:: Bounding box data ::

____________________

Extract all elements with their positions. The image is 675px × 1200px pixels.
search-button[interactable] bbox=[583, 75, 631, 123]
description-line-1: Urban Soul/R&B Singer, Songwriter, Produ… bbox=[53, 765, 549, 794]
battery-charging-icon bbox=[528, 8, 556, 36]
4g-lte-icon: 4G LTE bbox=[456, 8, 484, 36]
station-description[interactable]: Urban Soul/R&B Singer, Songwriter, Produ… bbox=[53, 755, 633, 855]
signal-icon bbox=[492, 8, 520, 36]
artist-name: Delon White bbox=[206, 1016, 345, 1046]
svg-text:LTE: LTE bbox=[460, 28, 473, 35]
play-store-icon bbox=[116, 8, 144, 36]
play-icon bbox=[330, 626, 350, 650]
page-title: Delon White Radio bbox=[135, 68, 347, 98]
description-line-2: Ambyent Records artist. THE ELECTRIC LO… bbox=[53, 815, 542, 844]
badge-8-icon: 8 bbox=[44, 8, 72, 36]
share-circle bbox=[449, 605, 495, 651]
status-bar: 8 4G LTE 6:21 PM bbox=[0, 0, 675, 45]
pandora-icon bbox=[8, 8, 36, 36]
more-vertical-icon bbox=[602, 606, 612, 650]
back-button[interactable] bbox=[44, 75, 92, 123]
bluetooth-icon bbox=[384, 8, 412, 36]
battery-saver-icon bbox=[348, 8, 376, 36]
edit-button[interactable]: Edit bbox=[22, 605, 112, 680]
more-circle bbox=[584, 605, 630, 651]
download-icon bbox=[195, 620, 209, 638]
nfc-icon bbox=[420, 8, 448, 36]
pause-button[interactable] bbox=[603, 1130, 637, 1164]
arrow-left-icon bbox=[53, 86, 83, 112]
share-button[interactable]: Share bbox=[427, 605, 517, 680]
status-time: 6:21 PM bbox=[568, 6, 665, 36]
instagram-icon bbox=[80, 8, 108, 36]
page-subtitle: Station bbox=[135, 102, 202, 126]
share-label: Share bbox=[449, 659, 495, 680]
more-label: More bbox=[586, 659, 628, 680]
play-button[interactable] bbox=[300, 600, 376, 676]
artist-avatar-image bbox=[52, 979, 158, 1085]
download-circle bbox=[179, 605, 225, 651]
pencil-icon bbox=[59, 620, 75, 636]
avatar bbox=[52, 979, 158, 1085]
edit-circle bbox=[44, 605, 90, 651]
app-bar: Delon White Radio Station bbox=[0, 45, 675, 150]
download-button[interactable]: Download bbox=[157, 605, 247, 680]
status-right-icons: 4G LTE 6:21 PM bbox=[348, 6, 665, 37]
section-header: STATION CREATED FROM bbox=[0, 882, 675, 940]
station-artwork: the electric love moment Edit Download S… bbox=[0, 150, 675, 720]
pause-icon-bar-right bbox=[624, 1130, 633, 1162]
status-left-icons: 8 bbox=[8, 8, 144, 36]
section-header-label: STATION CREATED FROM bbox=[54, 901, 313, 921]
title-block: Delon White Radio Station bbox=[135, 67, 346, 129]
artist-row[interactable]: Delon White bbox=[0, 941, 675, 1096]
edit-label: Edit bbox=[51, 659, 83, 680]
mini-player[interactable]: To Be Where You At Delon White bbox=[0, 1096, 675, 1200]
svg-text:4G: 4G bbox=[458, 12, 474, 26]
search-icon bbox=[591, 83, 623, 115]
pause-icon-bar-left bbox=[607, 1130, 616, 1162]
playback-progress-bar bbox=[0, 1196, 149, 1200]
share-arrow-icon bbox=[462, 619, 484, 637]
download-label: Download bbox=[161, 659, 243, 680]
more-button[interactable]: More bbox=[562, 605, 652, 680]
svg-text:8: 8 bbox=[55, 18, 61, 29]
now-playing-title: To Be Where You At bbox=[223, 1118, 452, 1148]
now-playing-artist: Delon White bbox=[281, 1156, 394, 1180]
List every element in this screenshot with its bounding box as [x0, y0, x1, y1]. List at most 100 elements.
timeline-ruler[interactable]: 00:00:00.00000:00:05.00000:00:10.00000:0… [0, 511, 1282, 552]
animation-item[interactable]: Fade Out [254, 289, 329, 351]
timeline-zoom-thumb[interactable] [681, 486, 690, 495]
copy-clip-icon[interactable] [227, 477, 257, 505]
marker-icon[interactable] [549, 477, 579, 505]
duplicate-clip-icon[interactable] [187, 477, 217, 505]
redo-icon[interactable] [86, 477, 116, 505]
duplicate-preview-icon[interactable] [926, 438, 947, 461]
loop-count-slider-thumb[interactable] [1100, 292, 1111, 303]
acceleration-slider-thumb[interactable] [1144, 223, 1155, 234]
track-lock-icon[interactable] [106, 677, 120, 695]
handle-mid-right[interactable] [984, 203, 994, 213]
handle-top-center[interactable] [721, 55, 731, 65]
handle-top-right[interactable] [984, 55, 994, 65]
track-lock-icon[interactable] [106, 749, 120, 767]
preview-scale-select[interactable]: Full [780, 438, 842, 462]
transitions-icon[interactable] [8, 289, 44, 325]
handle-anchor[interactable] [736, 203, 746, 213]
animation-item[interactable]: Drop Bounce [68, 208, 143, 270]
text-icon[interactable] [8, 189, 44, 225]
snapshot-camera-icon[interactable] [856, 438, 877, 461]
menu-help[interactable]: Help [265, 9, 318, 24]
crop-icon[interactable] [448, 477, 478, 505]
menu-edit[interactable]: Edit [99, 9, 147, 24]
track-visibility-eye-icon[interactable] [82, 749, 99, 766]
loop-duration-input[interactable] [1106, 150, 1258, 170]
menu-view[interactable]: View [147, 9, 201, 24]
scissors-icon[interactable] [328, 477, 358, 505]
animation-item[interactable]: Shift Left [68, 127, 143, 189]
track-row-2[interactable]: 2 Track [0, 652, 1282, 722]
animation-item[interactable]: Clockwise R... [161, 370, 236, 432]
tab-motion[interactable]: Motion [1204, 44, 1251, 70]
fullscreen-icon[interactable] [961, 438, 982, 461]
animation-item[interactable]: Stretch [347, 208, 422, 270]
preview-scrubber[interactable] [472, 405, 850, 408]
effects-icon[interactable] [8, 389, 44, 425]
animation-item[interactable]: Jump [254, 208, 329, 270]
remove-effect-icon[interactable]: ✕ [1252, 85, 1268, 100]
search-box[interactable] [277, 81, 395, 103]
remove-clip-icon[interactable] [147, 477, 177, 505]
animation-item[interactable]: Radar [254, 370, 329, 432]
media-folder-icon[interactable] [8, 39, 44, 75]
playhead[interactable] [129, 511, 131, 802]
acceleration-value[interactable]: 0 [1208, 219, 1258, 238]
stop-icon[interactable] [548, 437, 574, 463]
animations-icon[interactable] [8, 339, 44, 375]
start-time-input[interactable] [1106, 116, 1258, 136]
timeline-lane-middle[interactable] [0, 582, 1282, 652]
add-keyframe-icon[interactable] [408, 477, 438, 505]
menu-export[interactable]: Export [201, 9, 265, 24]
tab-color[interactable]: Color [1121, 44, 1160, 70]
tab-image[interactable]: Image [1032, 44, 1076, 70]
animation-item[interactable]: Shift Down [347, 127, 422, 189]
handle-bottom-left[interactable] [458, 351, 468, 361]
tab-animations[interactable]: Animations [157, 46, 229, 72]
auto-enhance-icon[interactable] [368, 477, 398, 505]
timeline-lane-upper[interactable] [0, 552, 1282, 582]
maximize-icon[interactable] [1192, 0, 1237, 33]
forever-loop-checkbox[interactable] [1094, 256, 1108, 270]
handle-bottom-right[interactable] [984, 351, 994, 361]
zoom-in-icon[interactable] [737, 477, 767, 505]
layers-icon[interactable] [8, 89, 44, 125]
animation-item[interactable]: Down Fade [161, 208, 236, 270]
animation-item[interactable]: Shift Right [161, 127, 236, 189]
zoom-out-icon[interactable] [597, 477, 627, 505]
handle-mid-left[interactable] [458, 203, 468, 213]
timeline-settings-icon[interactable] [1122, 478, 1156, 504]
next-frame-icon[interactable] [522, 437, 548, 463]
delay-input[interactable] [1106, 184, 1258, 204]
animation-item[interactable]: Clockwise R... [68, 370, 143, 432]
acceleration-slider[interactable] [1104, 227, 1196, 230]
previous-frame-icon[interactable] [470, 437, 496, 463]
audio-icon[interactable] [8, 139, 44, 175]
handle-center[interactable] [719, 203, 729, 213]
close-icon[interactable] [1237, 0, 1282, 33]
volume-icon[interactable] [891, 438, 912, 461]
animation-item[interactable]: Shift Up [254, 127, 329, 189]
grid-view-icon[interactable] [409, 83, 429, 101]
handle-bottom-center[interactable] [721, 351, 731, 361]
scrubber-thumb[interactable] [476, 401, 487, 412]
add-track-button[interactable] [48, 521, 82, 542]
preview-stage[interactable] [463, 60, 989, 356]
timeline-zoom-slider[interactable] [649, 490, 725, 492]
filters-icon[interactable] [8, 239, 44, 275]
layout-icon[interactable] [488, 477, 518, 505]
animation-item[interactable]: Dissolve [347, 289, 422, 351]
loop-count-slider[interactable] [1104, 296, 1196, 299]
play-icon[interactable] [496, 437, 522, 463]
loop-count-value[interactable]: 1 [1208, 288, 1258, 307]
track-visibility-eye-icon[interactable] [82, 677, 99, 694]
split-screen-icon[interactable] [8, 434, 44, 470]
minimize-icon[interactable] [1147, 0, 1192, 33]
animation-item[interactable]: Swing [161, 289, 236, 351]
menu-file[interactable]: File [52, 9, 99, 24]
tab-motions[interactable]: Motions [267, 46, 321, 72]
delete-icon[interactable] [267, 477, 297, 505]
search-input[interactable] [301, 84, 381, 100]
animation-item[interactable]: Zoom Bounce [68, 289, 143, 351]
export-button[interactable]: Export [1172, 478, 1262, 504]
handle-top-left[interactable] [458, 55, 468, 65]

____________________

:: Task statement ::
Change "battery-charging-icon" to "battery-icon" in the data from the start through the line holding "4g-lte-icon: 4G LTE bbox=[456, 8, 484, 36]", inclusive, and write out those lines with nothing else altered.

:: Right answer ::
Extract all elements with their positions. The image is 675px × 1200px pixels.
search-button[interactable] bbox=[583, 75, 631, 123]
description-line-1: Urban Soul/R&B Singer, Songwriter, Produ… bbox=[53, 765, 549, 794]
battery-icon bbox=[528, 8, 556, 36]
4g-lte-icon: 4G LTE bbox=[456, 8, 484, 36]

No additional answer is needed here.